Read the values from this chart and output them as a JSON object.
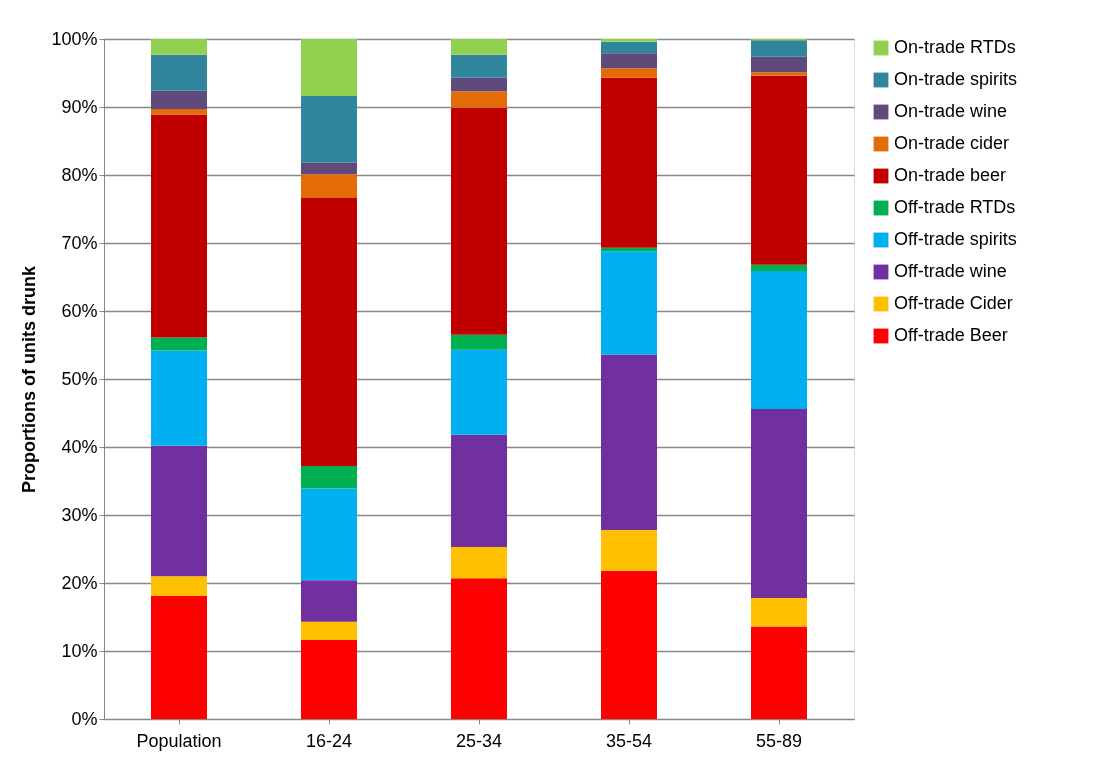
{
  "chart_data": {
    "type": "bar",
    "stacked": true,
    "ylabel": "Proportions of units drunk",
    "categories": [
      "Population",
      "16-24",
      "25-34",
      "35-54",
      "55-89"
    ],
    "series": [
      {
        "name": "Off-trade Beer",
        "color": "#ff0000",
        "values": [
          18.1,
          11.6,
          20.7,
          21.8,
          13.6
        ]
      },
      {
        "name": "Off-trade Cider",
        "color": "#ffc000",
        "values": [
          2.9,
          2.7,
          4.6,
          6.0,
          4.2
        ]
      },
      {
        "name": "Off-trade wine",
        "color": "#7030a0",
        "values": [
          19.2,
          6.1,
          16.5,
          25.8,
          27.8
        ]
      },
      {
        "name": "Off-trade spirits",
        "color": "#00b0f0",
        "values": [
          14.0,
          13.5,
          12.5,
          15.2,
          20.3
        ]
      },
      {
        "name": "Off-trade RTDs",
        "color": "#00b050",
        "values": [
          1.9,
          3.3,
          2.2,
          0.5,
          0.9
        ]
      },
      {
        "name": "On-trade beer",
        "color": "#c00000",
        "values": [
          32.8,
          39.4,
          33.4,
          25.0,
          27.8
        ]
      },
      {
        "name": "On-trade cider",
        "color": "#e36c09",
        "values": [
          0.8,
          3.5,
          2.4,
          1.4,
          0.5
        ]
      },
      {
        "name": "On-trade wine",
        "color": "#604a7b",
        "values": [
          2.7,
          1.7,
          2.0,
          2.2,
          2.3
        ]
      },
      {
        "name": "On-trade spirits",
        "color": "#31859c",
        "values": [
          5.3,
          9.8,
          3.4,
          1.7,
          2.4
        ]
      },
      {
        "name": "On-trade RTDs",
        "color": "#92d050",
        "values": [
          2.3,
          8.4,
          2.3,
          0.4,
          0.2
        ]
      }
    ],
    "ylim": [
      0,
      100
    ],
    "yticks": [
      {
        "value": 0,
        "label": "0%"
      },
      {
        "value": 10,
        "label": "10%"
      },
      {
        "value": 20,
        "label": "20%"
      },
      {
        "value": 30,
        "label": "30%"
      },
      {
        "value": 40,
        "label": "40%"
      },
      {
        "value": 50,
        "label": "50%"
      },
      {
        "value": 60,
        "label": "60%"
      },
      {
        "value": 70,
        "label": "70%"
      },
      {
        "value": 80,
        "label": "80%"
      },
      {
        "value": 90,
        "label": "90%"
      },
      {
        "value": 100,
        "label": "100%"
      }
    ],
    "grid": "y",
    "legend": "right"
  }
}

- _Written task_
Copy all lines from the data that hold the word "RTDs".

- _Solution to this problem_
        "name": "Off-trade RTDs",
        "name": "On-trade RTDs",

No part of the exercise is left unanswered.